Check every line of the material below for the string "omillar", and return the ones that have it.
Given information start
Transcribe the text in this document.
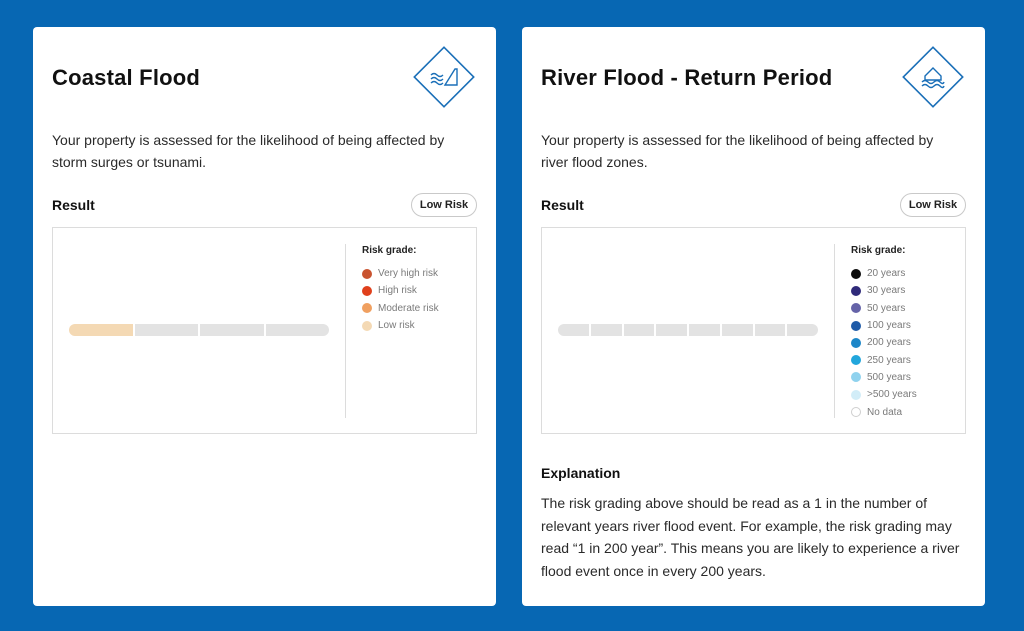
Coastal Flood

Your property is assessed for the likelihood of being affected by storm surges or tsunami.

Result	Low Risk
Risk grade:
Very high risk
High risk
Moderate risk
Low risk
River Flood - Return Period

Your property is assessed for the likelihood of being affected by river flood zones.

Result	Low Risk
Risk grade:
20 years
30 years
50 years
100 years
200 years
250 years
500 years
>500 years
No data
Explanation

The risk grading above should be read as a 1 in the number of relevant years river flood event. For example, the risk grading may read “1 in 200 year”. This means you are likely to experience a river flood event once in every 200 years.
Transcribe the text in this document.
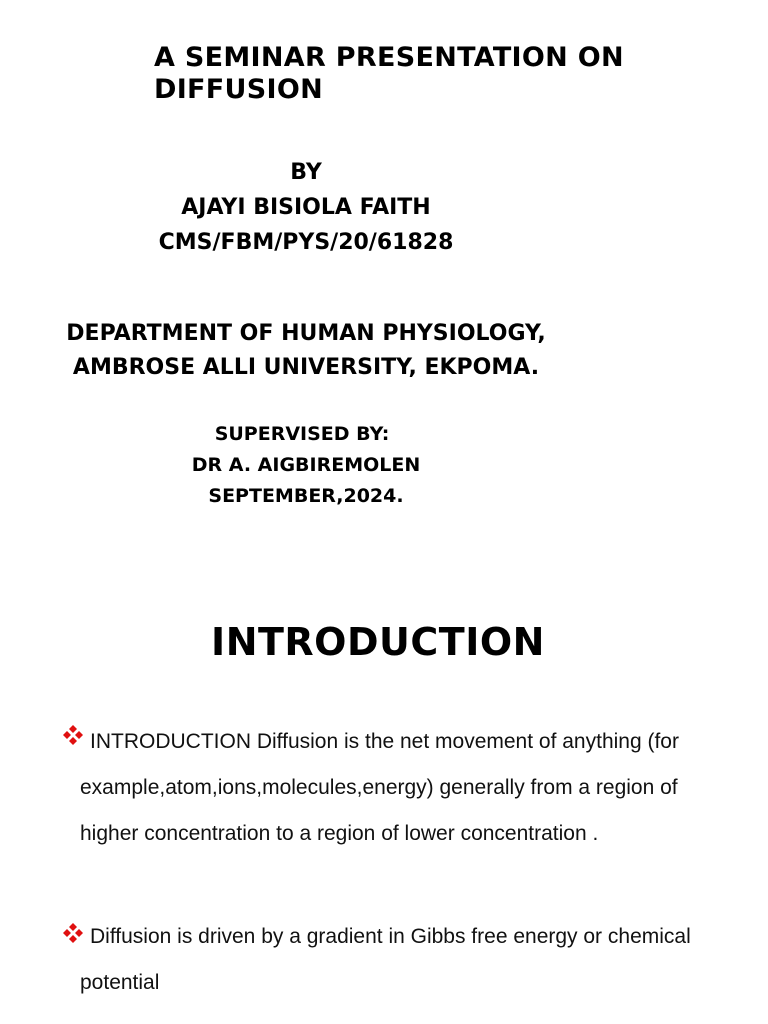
A SEMINAR PRESENTATION ON DIFFUSION
BY
AJAYI BISIOLA FAITH
CMS/FBM/PYS/20/61828
DEPARTMENT OF HUMAN PHYSIOLOGY,
AMBROSE ALLI UNIVERSITY, EKPOMA.
SUPERVISED BY:
DR A. AIGBIREMOLEN
SEPTEMBER,2024.
INTRODUCTION
INTRODUCTION Diffusion is the net movement of anything (for example,atom,ions,molecules,energy) generally from a region of higher concentration to a region of lower concentration .
Diffusion is driven by a gradient in Gibbs free energy or chemical potential
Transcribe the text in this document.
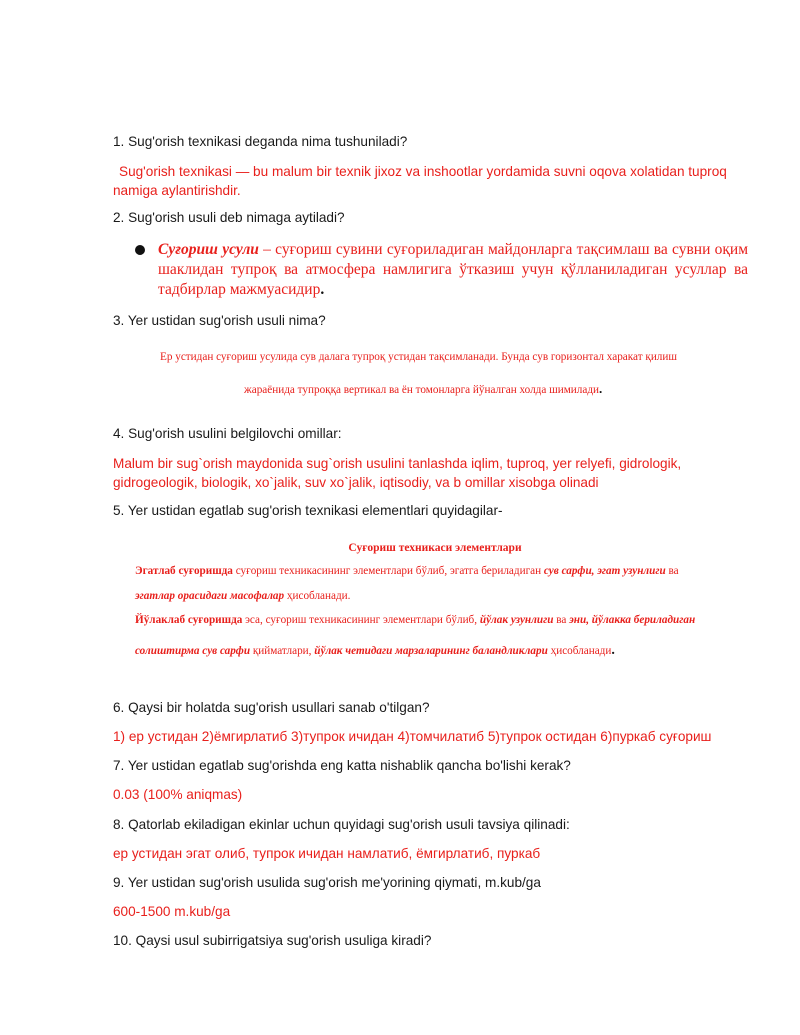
1. Sug'orish texnikasi deganda nima tushuniladi?
Sug'orish texnikasi — bu malum bir texnik jixoz va inshootlar yordamida suvni oqova xolatidan tuproq
namiga aylantirishdir.
2. Sug'orish usuli deb nimaga aytiladi?
Суғориш усули – суғориш сувини суғориладиган майдонларга тақсимлаш ва сувни оқим
шаклидан тупроқ ва атмосфера намлигига ўтказиш учун қўлланиладиган усуллар ва
тадбирлар мажмуасидир.
3. Yer ustidan sug'orish usuli nima?
Ер устидан суғориш усулида сув далага тупроқ устидан тақсимланади. Бунда сув горизонтал харакат қилиш
жараёнида тупроққа вертикал ва ён томонларга йўналган холда шимилади.
4. Sug'orish usulini belgilovchi omillar:
Malum bir sug`orish maydonida sug`orish usulini tanlashda iqlim, tuproq, yer relyefi, gidrologik,
gidrogeologik, biologik, xo`jalik, suv xo`jalik, iqtisodiy, va b omillar xisobga olinadi
5. Yer ustidan egatlab sug'orish texnikasi elementlari quyidagilar-
Суғориш техникаси элементлари
Эгатлаб суғоришда суғориш техникасининг элементлари бўлиб, эгатга бериладиган сув сарфи, эгат узунлиги ва
эгатлар орасидаги масофалар ҳисобланади.
Йўлаклаб суғоришда эса, суғориш техникасининг элементлари бўлиб, йўлак узунлиги ва эни, йўлакка бериладиган
солиштирма сув сарфи қийматлари, йўлак четидаги марзаларининг баландликлари ҳисобланади.
6. Qaysi bir holatda sug'orish usullari sanab o'tilgan?
1) ер устидан 2)ёмгирлатиб 3)тупрок ичидан 4)томчилатиб 5)тупрок остидан 6)пуркаб суғориш
7. Yer ustidan egatlab sug'orishda eng katta nishablik qancha bo'lishi kerak?
0.03 (100% aniqmas)
8. Qatorlab ekiladigan ekinlar uchun quyidagi sug'orish usuli tavsiya qilinadi:
ер устидан эгат олиб, тупрок ичидан намлатиб, ёмгирлатиб, пуркаб
9. Yer ustidan sug'orish usulida sug'orish me'yorining qiymati, m.kub/ga
600-1500 m.kub/ga
10. Qaysi usul subirrigatsiya sug'orish usuliga kiradi?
Given information end
*Expected output*
4. Sug'orish usulini belgilovchi omillar:
gidrogeologik, biologik, xo`jalik, suv xo`jalik, iqtisodiy, va b omillar xisobga olinadi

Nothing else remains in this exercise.